Look through the material below. Copy every line with the string "this" in it.
==============================
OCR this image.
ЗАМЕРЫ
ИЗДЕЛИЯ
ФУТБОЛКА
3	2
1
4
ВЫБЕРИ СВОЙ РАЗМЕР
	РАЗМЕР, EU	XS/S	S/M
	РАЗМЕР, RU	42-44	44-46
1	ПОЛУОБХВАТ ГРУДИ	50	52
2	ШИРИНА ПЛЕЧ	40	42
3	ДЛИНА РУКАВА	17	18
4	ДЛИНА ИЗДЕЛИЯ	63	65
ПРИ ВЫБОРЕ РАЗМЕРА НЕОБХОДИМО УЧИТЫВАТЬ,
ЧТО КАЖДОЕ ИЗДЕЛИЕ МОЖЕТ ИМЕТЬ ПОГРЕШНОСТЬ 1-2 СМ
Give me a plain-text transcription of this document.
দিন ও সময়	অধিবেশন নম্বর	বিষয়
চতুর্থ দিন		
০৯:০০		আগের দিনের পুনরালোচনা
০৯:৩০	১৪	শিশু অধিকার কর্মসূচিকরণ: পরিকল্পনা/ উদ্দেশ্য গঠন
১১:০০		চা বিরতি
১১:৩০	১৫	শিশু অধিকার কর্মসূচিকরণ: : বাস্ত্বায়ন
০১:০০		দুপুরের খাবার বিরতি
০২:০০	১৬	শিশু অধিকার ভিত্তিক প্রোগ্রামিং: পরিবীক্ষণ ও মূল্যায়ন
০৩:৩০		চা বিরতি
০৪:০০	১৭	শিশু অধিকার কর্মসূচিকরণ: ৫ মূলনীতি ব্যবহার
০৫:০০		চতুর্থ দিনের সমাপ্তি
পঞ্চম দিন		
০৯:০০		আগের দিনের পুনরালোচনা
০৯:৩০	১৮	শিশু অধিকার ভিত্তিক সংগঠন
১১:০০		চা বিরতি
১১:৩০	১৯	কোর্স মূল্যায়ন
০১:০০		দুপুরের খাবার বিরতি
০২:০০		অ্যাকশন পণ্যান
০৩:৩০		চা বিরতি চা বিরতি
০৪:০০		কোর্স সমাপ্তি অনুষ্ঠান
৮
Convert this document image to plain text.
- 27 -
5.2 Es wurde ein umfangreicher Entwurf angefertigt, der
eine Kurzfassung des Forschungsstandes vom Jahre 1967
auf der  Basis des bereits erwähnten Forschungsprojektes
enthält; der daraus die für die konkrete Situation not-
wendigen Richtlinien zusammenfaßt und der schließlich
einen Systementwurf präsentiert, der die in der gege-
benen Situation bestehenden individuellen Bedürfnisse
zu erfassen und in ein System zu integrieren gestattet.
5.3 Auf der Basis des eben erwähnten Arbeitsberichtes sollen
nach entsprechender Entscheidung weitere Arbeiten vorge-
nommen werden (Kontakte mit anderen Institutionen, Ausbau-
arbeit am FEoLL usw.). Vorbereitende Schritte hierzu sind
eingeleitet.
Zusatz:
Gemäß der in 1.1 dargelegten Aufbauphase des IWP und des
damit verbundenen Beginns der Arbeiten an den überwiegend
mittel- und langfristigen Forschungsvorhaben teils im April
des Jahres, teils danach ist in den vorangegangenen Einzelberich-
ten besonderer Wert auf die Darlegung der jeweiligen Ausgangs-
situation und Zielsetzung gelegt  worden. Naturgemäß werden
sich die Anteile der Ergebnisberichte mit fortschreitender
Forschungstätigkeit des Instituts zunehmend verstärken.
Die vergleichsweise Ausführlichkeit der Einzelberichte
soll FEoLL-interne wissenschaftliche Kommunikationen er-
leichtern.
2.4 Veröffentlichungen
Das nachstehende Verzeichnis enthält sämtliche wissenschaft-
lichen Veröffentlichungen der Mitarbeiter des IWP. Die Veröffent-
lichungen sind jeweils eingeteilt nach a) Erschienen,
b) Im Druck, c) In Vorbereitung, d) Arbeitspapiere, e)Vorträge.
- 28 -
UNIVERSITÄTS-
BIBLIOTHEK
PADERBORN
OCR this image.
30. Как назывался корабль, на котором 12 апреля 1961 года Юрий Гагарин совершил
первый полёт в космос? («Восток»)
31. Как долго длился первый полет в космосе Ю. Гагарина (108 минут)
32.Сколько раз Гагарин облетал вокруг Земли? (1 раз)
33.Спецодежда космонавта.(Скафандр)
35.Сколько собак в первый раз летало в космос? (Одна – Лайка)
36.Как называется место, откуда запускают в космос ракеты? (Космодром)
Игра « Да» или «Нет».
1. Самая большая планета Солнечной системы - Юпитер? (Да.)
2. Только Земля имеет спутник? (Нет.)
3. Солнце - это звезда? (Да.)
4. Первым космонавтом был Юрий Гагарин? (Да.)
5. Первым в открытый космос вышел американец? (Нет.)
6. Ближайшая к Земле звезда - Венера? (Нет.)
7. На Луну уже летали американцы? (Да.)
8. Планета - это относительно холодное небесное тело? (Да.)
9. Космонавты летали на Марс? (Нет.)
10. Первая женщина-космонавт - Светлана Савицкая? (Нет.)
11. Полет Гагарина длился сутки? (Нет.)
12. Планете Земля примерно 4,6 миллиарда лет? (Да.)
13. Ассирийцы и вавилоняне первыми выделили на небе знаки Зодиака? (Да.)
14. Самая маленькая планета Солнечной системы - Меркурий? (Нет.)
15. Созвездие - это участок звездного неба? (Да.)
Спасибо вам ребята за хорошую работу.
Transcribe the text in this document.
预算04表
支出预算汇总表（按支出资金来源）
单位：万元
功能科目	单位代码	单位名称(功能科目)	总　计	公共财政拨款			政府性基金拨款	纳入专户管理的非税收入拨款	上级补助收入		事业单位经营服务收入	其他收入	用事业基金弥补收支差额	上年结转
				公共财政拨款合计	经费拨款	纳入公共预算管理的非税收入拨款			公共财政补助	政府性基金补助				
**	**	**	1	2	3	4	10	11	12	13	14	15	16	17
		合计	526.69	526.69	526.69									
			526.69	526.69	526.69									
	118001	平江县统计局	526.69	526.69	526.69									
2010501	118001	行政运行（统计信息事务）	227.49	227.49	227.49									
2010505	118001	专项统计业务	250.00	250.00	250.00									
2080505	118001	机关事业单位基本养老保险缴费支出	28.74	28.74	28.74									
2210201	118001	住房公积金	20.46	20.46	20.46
==============================
* WRITTEN ANSWER:
OCR this image.
Give me a plain-text transcription of this document.
Convert this document image to plain text.
OCR this image.
Transcribe the text in this document.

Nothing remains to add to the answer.